PAGE
(begin)
Gypsum is a common mineral, widely used in a variety of industries such as building and construction, food additives and agricultural fertilizers. For some of these;applications, the shape of the gypsum particles is very important, in particular the aspect ratio (width/length), as this can influence the mechanical properties of the final product. For example, particles with a higher aspect ratio will generally result in closer packing of the material and thus better mechanical strength. During the production process a concentrated slurry of the gypsum particles is formed, and it is therefore desirable to characterize the particles in this state in order to better understand the production process.
The Morphologi® automated imaging system along with its wet cell accessory provides a platform for analyzing the particle size and shape of gypsum slurry.
The Morphologi's wet cell accessory (Figure 1) is designed specifically for looking at wet suspensions with particle size greater than 15μm. It consists of 2 glass windows separated with a gasket and clamped together. This configuration allows a 2 ml interior volume of sample to be analyzed.
Figure 1: The Morphologi wet cell accessory in place on the Morphologi stage
Four different samples of gypsum slurry were analyzed. Each was diluted in a saturated gypsum solution since gypsum is soluble in water. The dispersion was agitated and 'pumped' several times with the syringe, prior to extracting the sample to make sure that large particles remained in suspension. 2 mls of suspension were then injected into the wet cell through the injection port. The total sample preparation time was less than 5 min.
The gypsum samples were measured according to a standard operating procedure (SOP) on the Morphologi system which specified the analysis of a specific area of the wet cell using diascopic illumination and the 5x magnification objective. All particle images with an area of less than 100 pixels were filtered from the final results to ensure meaningful shape information was gathered. A convexity filter was also applied to remove touching particles from the final result. For each analysis 20,000 - 30,000 particles were measured in approximately 20 minutes.
A comparison of the four results using the data comparison tool in the Morphologi software is shown in Figure 2. The parameter variability chart shows the variability in the distributions of the morphological parameters across the four results. The longer the colored bar on the x-axis, the larger the variability of the distribution of that parameter. The software automatically selects the parameter which is varying the most, in this case aspect ratio, and displays the frequency and undersize distributions for this parameter.
(end)
DATASET CONTENT
(begin)
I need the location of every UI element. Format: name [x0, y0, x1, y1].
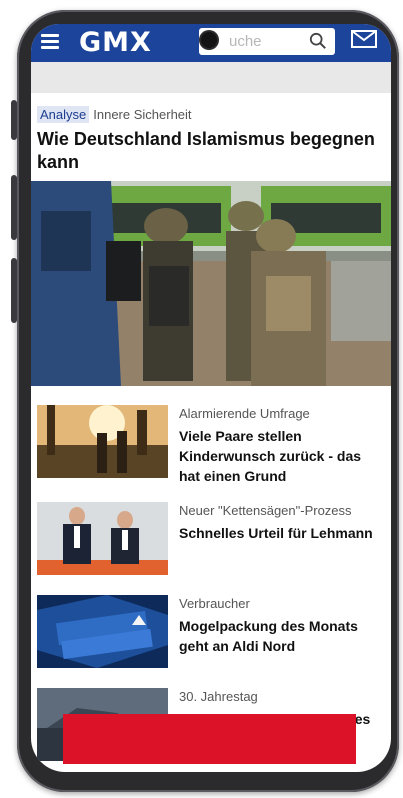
(end)
OBJECTIVE
Reproduce the portion of the gypsum slurry page starting with "A comparison of" and going on through "for this parameter.". The listing has no connection to the gypsum slurry page.

EXERCISE OUTPUT
A comparison of the four results using the data comparison tool in the Morphologi software is shown in Figure 2. The parameter variability chart shows the variability in the distributions of the morphological parameters across the four results. The longer the colored bar on the x-axis, the larger the variability of the distribution of that parameter. The software automatically selects the parameter which is varying the most, in this case aspect ratio, and displays the frequency and undersize distributions for this parameter.